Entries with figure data

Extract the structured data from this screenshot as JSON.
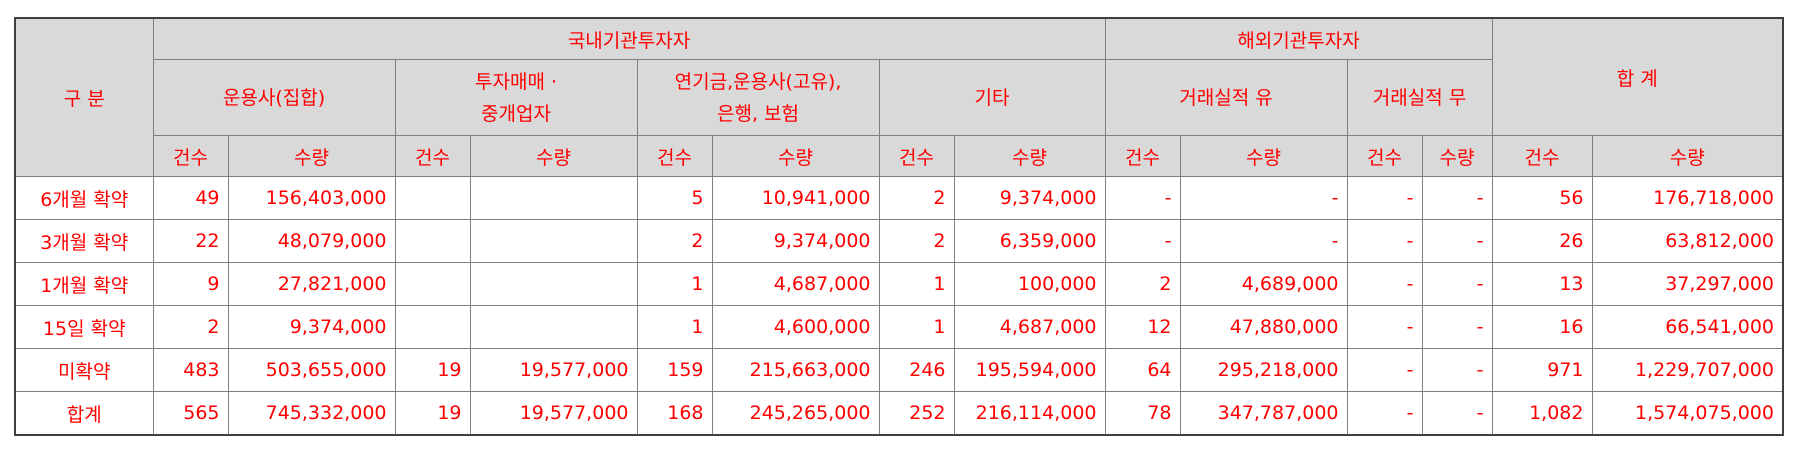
{
  "header": {
    "category": "구 분",
    "domestic": "국내기관투자자",
    "foreign": "해외기관투자자",
    "total": "합 계",
    "sub": {
      "asset_mgmt": "운용사(집합)",
      "dealer_line1": "투자매매 ·",
      "dealer_line2": "중개업자",
      "pension_line1": "연기금,운용사(고유),",
      "pension_line2": "은행, 보험",
      "others": "기타",
      "with_record": "거래실적 유",
      "without_record": "거래실적 무"
    },
    "count": "건수",
    "quantity": "수량"
  },
  "rows": [
    {
      "label": "6개월 확약",
      "cells": [
        "49",
        "156,403,000",
        "",
        "",
        "5",
        "10,941,000",
        "2",
        "9,374,000",
        "-",
        "-",
        "-",
        "-",
        "56",
        "176,718,000"
      ]
    },
    {
      "label": "3개월 확약",
      "cells": [
        "22",
        "48,079,000",
        "",
        "",
        "2",
        "9,374,000",
        "2",
        "6,359,000",
        "-",
        "-",
        "-",
        "-",
        "26",
        "63,812,000"
      ]
    },
    {
      "label": "1개월 확약",
      "cells": [
        "9",
        "27,821,000",
        "",
        "",
        "1",
        "4,687,000",
        "1",
        "100,000",
        "2",
        "4,689,000",
        "-",
        "-",
        "13",
        "37,297,000"
      ]
    },
    {
      "label": "15일 확약",
      "cells": [
        "2",
        "9,374,000",
        "",
        "",
        "1",
        "4,600,000",
        "1",
        "4,687,000",
        "12",
        "47,880,000",
        "-",
        "-",
        "16",
        "66,541,000"
      ]
    },
    {
      "label": "미확약",
      "cells": [
        "483",
        "503,655,000",
        "19",
        "19,577,000",
        "159",
        "215,663,000",
        "246",
        "195,594,000",
        "64",
        "295,218,000",
        "-",
        "-",
        "971",
        "1,229,707,000"
      ]
    },
    {
      "label": "합계",
      "cells": [
        "565",
        "745,332,000",
        "19",
        "19,577,000",
        "168",
        "245,265,000",
        "252",
        "216,114,000",
        "78",
        "347,787,000",
        "-",
        "-",
        "1,082",
        "1,574,075,000"
      ]
    }
  ],
  "colors": {
    "text": "#ff0000",
    "header_bg": "#d9d9d9",
    "border": "#7f7f7f"
  }
}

* **Set exercise**
Return every line above in which the string "label" occurs.

* **Written answer**
      "label": "6개월 확약",
      "label": "3개월 확약",
      "label": "1개월 확약",
      "label": "15일 확약",
      "label": "미확약",
      "label": "합계",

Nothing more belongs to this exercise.